---- TEXTO APRESENTADO

Os especialistas acrescentam que, em alguns países, autoridades e cientistas estão começando a testar, no dia a dia, a validade da ideia de "imunidade coletiva", conhecida também como “imunidade de rebanho”, que consiste quando o número de pessoas com imunidade contra um patógeno chega a patamar segundo o entendimento que a doença é considerada controlada. 

Isso porque alguns países estão atingindo número considerável de pessoas vacinadas, em combinação com a baixa circulação do vírus, assim entendida como oportunidade experimental para a verificação da hipótese da imunidade coletiva, situação esta que o Brasil ainda não se enquadra, em termos médico-sanitários. 

Autoridades norte-americanas descartaram a ideia da criação de "passaporte de vacina", que seria espécie de prova de imunização de alguém, porque isso serviria de argumento para a alegação da violação da privacidade.

Na verdade, há o sentimento e até mesmo preocupação no sentido de que o eventual relaxamento do uso da máscara se transforme na ideia de liberação geral, evidentemente com extensão para as demais medidas preventivas contra a Covid-19.

--------
---- DADOS FORNECIDOS

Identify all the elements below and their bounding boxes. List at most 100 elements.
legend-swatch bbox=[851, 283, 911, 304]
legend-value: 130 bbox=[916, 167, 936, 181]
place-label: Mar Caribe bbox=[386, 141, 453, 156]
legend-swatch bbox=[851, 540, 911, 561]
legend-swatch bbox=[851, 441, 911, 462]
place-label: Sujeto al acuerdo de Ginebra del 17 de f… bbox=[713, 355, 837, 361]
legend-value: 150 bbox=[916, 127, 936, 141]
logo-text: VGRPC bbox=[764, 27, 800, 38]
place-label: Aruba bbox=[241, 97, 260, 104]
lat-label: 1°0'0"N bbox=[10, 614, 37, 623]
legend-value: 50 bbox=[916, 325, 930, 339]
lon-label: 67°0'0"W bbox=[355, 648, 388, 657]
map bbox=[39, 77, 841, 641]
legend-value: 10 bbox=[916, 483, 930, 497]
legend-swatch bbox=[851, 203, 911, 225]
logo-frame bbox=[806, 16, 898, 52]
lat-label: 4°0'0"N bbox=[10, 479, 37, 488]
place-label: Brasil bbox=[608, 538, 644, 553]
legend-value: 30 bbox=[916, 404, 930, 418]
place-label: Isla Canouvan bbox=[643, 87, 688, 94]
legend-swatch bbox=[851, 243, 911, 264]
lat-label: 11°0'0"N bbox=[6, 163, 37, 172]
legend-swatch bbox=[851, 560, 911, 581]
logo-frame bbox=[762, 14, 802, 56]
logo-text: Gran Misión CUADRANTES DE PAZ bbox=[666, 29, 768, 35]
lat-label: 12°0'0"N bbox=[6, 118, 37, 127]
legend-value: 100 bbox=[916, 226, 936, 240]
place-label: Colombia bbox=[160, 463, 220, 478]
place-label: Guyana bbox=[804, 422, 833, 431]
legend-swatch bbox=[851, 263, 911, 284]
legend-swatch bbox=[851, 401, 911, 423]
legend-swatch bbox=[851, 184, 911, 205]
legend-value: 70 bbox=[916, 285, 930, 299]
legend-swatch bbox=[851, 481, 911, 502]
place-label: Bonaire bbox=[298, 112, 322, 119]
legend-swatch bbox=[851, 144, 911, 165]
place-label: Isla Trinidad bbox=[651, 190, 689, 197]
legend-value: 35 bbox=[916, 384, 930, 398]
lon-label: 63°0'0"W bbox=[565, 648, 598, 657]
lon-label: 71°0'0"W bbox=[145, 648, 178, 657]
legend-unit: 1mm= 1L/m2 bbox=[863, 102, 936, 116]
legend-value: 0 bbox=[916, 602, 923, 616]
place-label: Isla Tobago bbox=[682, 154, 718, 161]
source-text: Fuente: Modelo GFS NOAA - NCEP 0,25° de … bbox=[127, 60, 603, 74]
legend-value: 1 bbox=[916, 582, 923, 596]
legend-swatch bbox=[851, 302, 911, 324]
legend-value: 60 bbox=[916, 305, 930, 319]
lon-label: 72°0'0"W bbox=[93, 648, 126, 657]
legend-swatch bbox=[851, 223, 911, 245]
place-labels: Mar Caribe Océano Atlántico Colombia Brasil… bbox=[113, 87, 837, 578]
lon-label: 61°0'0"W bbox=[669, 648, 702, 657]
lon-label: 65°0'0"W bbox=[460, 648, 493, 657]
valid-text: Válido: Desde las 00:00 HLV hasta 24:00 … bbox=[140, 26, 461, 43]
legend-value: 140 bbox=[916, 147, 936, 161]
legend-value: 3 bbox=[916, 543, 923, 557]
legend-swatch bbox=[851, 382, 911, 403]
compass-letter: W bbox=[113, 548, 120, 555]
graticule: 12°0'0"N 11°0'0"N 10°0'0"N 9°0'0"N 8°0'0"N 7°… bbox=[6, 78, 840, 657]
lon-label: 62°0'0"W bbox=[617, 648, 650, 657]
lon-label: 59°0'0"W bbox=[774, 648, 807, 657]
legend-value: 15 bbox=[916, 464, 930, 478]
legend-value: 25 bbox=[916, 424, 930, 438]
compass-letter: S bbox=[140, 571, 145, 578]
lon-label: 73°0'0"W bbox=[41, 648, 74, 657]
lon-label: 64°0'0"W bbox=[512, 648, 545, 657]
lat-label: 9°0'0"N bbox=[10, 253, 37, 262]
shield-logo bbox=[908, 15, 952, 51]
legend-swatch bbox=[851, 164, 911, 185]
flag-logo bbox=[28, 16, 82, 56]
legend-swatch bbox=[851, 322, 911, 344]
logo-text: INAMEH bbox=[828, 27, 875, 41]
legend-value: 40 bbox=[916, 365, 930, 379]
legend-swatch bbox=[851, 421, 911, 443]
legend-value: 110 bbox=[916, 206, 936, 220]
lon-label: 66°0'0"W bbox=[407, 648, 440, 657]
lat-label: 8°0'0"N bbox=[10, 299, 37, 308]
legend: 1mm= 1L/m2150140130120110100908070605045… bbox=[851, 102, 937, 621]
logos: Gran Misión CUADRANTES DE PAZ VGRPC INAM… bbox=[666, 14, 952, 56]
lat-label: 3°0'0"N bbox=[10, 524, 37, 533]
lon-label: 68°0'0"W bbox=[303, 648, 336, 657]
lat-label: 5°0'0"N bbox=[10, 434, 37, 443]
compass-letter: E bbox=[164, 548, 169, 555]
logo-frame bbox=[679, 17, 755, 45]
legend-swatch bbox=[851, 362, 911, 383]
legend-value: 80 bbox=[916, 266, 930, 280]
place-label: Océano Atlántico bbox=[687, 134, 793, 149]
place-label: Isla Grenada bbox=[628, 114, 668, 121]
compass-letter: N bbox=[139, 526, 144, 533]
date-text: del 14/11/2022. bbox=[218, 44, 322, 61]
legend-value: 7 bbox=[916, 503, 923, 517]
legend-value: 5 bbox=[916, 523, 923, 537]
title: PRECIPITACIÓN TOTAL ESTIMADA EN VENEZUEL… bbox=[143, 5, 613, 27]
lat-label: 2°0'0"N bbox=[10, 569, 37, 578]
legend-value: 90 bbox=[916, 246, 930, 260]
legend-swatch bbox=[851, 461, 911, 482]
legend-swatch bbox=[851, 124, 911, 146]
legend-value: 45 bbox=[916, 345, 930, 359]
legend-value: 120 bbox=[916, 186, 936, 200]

--------

● **SOBRE O EXERCÍCIO**: Transcreva do texto sobre imunidade coletiva o trecho que começa em "Isso porque alguns" e vai até "violação da privacidade.", incluindo essas palavras.

● **RESULTADO DA TAREFA**:
Isso porque alguns países estão atingindo número considerável de pessoas vacinadas, em combinação com a baixa circulação do vírus, assim entendida como oportunidade experimental para a verificação da hipótese da imunidade coletiva, situação esta que o Brasil ainda não se enquadra, em termos médico-sanitários. 

Autoridades norte-americanas descartaram a ideia da criação de "passaporte de vacina", que seria espécie de prova de imunização de alguém, porque isso serviria de argumento para a alegação da violação da privacidade.